▸ **Set task**
Reproduce the material in full, unchanged.

▸ **Records from a data collection**
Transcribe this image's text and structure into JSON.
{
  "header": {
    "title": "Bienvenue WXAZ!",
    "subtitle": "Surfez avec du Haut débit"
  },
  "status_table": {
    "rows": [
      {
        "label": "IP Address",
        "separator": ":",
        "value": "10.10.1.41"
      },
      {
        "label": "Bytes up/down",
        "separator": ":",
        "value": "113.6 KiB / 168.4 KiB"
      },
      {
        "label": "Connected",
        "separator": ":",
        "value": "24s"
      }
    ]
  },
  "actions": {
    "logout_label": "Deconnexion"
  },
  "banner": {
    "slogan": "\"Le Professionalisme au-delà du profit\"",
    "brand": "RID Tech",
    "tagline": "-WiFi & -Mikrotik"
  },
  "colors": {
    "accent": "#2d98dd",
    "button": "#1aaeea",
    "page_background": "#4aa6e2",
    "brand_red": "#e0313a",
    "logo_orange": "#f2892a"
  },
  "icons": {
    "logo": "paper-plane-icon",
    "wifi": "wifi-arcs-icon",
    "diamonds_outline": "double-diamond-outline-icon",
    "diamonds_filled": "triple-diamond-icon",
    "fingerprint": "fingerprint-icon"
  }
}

▸ **Full solution**
Transcribe this image's text and structure into JSON.
{
  "header": {
    "title": "Bienvenue WXAZ!",
    "subtitle": "Surfez avec du Haut débit"
  },
  "status_table": {
    "rows": [
      {
        "label": "IP Address",
        "separator": ":",
        "value": "10.10.1.41"
      },
      {
        "label": "Bytes up/down",
        "separator": ":",
        "value": "113.6 KiB / 168.4 KiB"
      },
      {
        "label": "Connected",
        "separator": ":",
        "value": "24s"
      }
    ]
  },
  "actions": {
    "logout_label": "Deconnexion"
  },
  "banner": {
    "slogan": "\"Le Professionalisme au-delà du profit\"",
    "brand": "RID Tech",
    "tagline": "-WiFi & -Mikrotik"
  },
  "colors": {
    "accent": "#2d98dd",
    "button": "#1aaeea",
    "page_background": "#4aa6e2",
    "brand_red": "#e0313a",
    "logo_orange": "#f2892a"
  },
  "icons": {
    "logo": "paper-plane-icon",
    "wifi": "wifi-arcs-icon",
    "diamonds_outline": "double-diamond-outline-icon",
    "diamonds_filled": "triple-diamond-icon",
    "fingerprint": "fingerprint-icon"
  }
}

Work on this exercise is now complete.